Reply with one number: the count of lines in the listing that contain the string "JSON".

**** Exercise data

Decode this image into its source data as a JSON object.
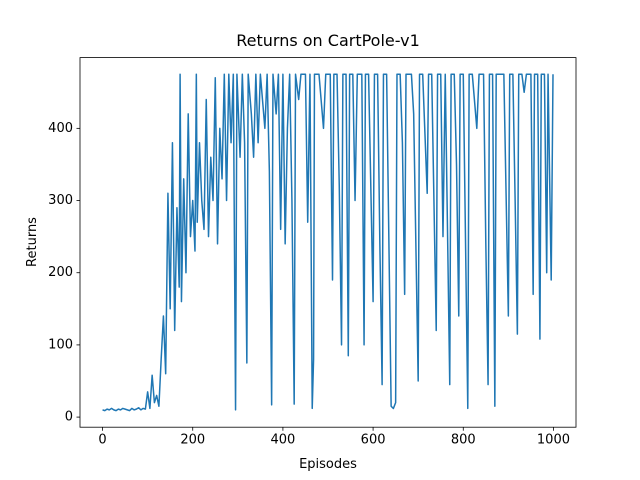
{
  "chart_data": {
    "type": "line",
    "title": "Returns on CartPole-v1",
    "xlabel": "Episodes",
    "ylabel": "Returns",
    "color": "#1f77b4",
    "x": [
      0,
      5,
      10,
      15,
      20,
      25,
      30,
      35,
      40,
      45,
      50,
      55,
      60,
      65,
      70,
      75,
      80,
      85,
      90,
      95,
      100,
      105,
      110,
      115,
      120,
      125,
      130,
      135,
      140,
      145,
      150,
      155,
      160,
      165,
      170,
      172,
      175,
      180,
      185,
      190,
      195,
      200,
      205,
      208,
      210,
      215,
      220,
      225,
      230,
      235,
      240,
      245,
      250,
      255,
      260,
      265,
      270,
      275,
      280,
      285,
      290,
      295,
      298,
      305,
      310,
      315,
      320,
      323,
      330,
      335,
      340,
      345,
      350,
      360,
      365,
      370,
      375,
      378,
      385,
      390,
      395,
      400,
      405,
      410,
      415,
      420,
      425,
      428,
      435,
      440,
      450,
      455,
      460,
      465,
      468,
      470,
      480,
      490,
      495,
      505,
      510,
      513,
      520,
      525,
      530,
      533,
      540,
      545,
      548,
      555,
      560,
      565,
      575,
      580,
      583,
      590,
      600,
      603,
      610,
      615,
      620,
      623,
      630,
      640,
      645,
      650,
      653,
      660,
      665,
      670,
      673,
      685,
      690,
      700,
      703,
      710,
      720,
      723,
      730,
      740,
      743,
      750,
      755,
      760,
      770,
      773,
      780,
      785,
      790,
      793,
      800,
      810,
      813,
      820,
      830,
      835,
      845,
      850,
      855,
      858,
      865,
      870,
      873,
      880,
      890,
      900,
      903,
      910,
      915,
      920,
      923,
      930,
      935,
      940,
      945,
      950,
      955,
      958,
      965,
      970,
      973,
      980,
      985,
      988,
      995,
      999
    ],
    "values": [
      10,
      9,
      11,
      10,
      12,
      10,
      9,
      11,
      10,
      12,
      11,
      10,
      9,
      12,
      10,
      11,
      13,
      10,
      12,
      11,
      35,
      12,
      58,
      20,
      30,
      15,
      80,
      140,
      60,
      310,
      150,
      380,
      120,
      290,
      180,
      475,
      160,
      330,
      200,
      420,
      250,
      300,
      230,
      475,
      270,
      380,
      300,
      260,
      440,
      250,
      360,
      300,
      470,
      240,
      400,
      330,
      475,
      300,
      475,
      380,
      475,
      10,
      475,
      360,
      475,
      380,
      75,
      475,
      420,
      360,
      475,
      380,
      475,
      400,
      475,
      340,
      17,
      475,
      420,
      475,
      260,
      475,
      240,
      400,
      475,
      300,
      18,
      475,
      440,
      475,
      475,
      270,
      475,
      12,
      80,
      475,
      475,
      400,
      475,
      475,
      190,
      475,
      475,
      320,
      100,
      475,
      475,
      85,
      475,
      475,
      300,
      475,
      475,
      100,
      475,
      475,
      160,
      475,
      475,
      240,
      45,
      475,
      475,
      15,
      12,
      20,
      475,
      475,
      380,
      170,
      475,
      475,
      420,
      50,
      475,
      475,
      310,
      475,
      475,
      120,
      475,
      475,
      250,
      475,
      45,
      475,
      475,
      350,
      140,
      475,
      475,
      12,
      475,
      475,
      400,
      475,
      475,
      240,
      45,
      475,
      475,
      15,
      475,
      475,
      475,
      140,
      475,
      475,
      300,
      115,
      475,
      475,
      450,
      475,
      475,
      475,
      170,
      475,
      475,
      108,
      475,
      475,
      200,
      475,
      190,
      475
    ],
    "xlim": [
      -50,
      1050
    ],
    "ylim": [
      -14,
      498
    ],
    "xticks": [
      0,
      200,
      400,
      600,
      800,
      1000
    ],
    "yticks": [
      0,
      100,
      200,
      300,
      400
    ]
  }
}
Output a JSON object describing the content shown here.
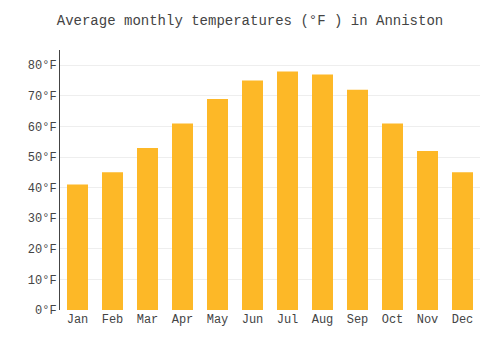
{
  "chart_data": {
    "type": "bar",
    "title": "Average monthly temperatures (°F ) in Anniston",
    "categories": [
      "Jan",
      "Feb",
      "Mar",
      "Apr",
      "May",
      "Jun",
      "Jul",
      "Aug",
      "Sep",
      "Oct",
      "Nov",
      "Dec"
    ],
    "values": [
      41,
      45,
      53,
      61,
      69,
      75,
      78,
      77,
      72,
      61,
      52,
      45
    ],
    "color": "#FDB827",
    "ylim": [
      0,
      85
    ],
    "yticks": [
      {
        "value": 0,
        "label": "0°F"
      },
      {
        "value": 10,
        "label": "10°F"
      },
      {
        "value": 20,
        "label": "20°F"
      },
      {
        "value": 30,
        "label": "30°F"
      },
      {
        "value": 40,
        "label": "40°F"
      },
      {
        "value": 50,
        "label": "50°F"
      },
      {
        "value": 60,
        "label": "60°F"
      },
      {
        "value": 70,
        "label": "70°F"
      },
      {
        "value": 80,
        "label": "80°F"
      }
    ],
    "grid": true
  }
}
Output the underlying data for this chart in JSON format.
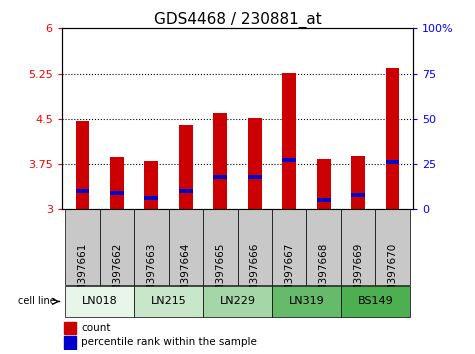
{
  "title": "GDS4468 / 230881_at",
  "samples": [
    "GSM397661",
    "GSM397662",
    "GSM397663",
    "GSM397664",
    "GSM397665",
    "GSM397666",
    "GSM397667",
    "GSM397668",
    "GSM397669",
    "GSM397670"
  ],
  "count_values": [
    4.47,
    3.87,
    3.8,
    4.4,
    4.6,
    4.52,
    5.26,
    3.83,
    3.88,
    5.35
  ],
  "percentile_values": [
    10,
    9,
    6,
    10,
    18,
    18,
    27,
    5,
    8,
    26
  ],
  "ylim_left": [
    3.0,
    6.0
  ],
  "ylim_right": [
    0,
    100
  ],
  "yticks_left": [
    3.0,
    3.75,
    4.5,
    5.25,
    6.0
  ],
  "ytick_labels_left": [
    "3",
    "3.75",
    "4.5",
    "5.25",
    "6"
  ],
  "yticks_right": [
    0,
    25,
    50,
    75,
    100
  ],
  "ytick_labels_right": [
    "0",
    "25",
    "50",
    "75",
    "100%"
  ],
  "hlines": [
    3.75,
    4.5,
    5.25
  ],
  "bar_bottom": 3.0,
  "bar_color": "#cc0000",
  "percentile_color": "#0000cc",
  "cell_line_defs": [
    {
      "name": "LN018",
      "indices": [
        0,
        1
      ],
      "color": "#e8f5e9"
    },
    {
      "name": "LN215",
      "indices": [
        2,
        3
      ],
      "color": "#c8e6c9"
    },
    {
      "name": "LN229",
      "indices": [
        4,
        5
      ],
      "color": "#a5d6a7"
    },
    {
      "name": "LN319",
      "indices": [
        6,
        7
      ],
      "color": "#66bb6a"
    },
    {
      "name": "BS149",
      "indices": [
        8,
        9
      ],
      "color": "#4caf50"
    }
  ],
  "xlabel_area_color": "#c8c8c8",
  "bar_width": 0.4,
  "title_fontsize": 11,
  "tick_fontsize": 8,
  "label_fontsize": 7.5,
  "cell_fontsize": 8
}
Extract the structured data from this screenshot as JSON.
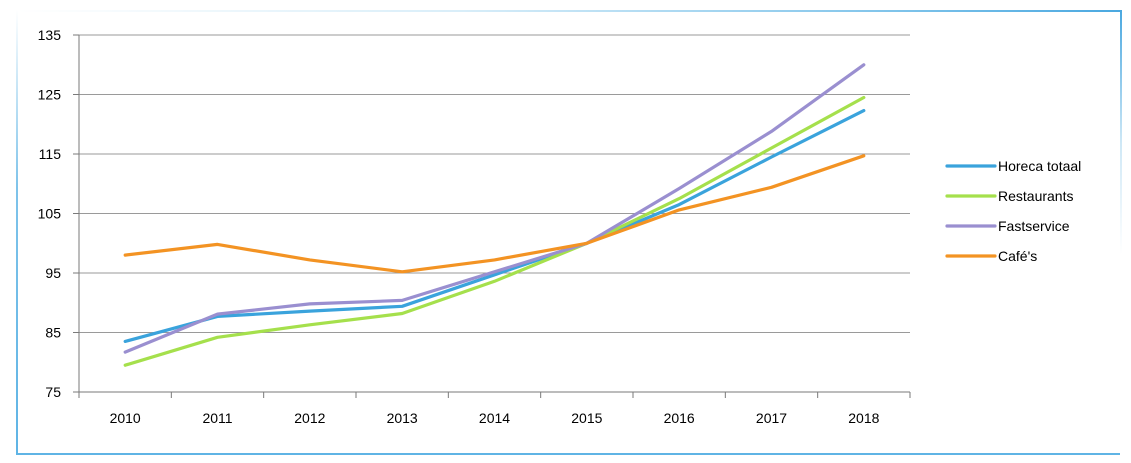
{
  "chart_data": {
    "type": "line",
    "title": "",
    "xlabel": "",
    "ylabel": "",
    "categories": [
      "2010",
      "2011",
      "2012",
      "2013",
      "2014",
      "2015",
      "2016",
      "2017",
      "2018"
    ],
    "y_ticks": [
      "75",
      "85",
      "95",
      "105",
      "115",
      "125",
      "135"
    ],
    "ylim": [
      75,
      135
    ],
    "grid": "horizontal",
    "legend_position": "right",
    "series": [
      {
        "name": "Horeca totaal",
        "color": "#3aa3dc",
        "values": [
          83.5,
          87.7,
          88.6,
          89.4,
          94.7,
          100,
          106.5,
          114.5,
          122.3
        ]
      },
      {
        "name": "Restaurants",
        "color": "#a5e04c",
        "values": [
          79.5,
          84.2,
          86.3,
          88.2,
          93.6,
          100,
          107.5,
          116.0,
          124.5
        ]
      },
      {
        "name": "Fastservice",
        "color": "#9a8fd0",
        "values": [
          81.7,
          88.1,
          89.8,
          90.4,
          95.2,
          100,
          109.2,
          118.8,
          130.0
        ]
      },
      {
        "name": "Café's",
        "color": "#f39323",
        "values": [
          98.0,
          99.8,
          97.2,
          95.2,
          97.2,
          100,
          105.6,
          109.4,
          114.7
        ]
      }
    ]
  }
}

********

## Response below
4